# Records for the task:
=-=-=-=-=
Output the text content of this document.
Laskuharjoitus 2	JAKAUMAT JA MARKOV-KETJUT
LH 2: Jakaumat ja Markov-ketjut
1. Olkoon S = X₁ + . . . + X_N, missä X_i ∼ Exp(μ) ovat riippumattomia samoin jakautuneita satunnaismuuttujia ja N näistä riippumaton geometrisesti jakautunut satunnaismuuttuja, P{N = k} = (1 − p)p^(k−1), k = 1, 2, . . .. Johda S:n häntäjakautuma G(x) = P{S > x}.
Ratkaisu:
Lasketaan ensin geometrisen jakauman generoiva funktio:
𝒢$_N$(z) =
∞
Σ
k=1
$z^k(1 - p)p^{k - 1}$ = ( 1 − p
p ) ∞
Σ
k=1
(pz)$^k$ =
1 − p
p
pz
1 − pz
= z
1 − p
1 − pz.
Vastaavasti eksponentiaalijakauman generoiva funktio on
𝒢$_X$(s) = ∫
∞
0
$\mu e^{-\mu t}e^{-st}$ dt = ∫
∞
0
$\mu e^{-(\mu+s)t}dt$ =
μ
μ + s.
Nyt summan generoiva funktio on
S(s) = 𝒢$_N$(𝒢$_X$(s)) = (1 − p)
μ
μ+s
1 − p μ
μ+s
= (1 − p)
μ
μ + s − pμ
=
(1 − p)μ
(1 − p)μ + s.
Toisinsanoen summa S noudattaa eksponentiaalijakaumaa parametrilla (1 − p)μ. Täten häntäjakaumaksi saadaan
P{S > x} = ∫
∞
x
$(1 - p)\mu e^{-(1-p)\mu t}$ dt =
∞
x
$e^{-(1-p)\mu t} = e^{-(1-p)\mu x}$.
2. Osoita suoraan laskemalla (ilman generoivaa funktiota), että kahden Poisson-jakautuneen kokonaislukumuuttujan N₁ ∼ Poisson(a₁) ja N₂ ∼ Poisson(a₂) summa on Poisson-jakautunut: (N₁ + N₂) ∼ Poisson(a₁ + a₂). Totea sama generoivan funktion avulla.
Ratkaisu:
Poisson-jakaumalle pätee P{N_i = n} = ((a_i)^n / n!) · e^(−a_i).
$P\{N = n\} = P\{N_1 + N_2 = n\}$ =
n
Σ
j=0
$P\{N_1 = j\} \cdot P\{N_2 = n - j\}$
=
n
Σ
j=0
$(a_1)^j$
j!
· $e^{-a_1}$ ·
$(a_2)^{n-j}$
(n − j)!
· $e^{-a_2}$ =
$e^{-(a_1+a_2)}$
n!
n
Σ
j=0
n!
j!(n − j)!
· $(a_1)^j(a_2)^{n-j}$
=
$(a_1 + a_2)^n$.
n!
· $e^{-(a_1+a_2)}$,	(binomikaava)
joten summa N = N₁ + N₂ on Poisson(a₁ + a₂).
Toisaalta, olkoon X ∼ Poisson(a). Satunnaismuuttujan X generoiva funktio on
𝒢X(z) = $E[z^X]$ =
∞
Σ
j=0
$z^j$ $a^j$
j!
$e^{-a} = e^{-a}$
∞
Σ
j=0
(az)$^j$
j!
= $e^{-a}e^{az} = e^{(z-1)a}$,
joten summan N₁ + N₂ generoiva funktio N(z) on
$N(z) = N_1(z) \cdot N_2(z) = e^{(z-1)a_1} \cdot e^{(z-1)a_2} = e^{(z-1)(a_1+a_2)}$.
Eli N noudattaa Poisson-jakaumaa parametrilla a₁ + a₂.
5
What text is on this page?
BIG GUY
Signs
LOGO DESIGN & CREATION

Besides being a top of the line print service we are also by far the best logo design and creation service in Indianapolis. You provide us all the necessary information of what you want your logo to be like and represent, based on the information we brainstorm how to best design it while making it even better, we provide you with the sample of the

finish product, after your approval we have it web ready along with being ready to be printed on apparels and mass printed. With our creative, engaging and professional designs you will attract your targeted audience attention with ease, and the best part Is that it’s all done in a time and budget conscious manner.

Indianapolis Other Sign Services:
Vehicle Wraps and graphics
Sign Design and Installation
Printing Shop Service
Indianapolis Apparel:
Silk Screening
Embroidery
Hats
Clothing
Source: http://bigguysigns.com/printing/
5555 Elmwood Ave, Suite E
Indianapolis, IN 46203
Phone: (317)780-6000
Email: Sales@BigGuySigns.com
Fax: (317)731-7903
=-=-=-=-=
# What the task asks:
Copy all lines of the material above where the string "joten" occurs.

# Worked solution:
joten summa N = N₁ + N₂ on Poisson(a₁ + a₂).
joten summan N₁ + N₂ generoiva funktio N(z) on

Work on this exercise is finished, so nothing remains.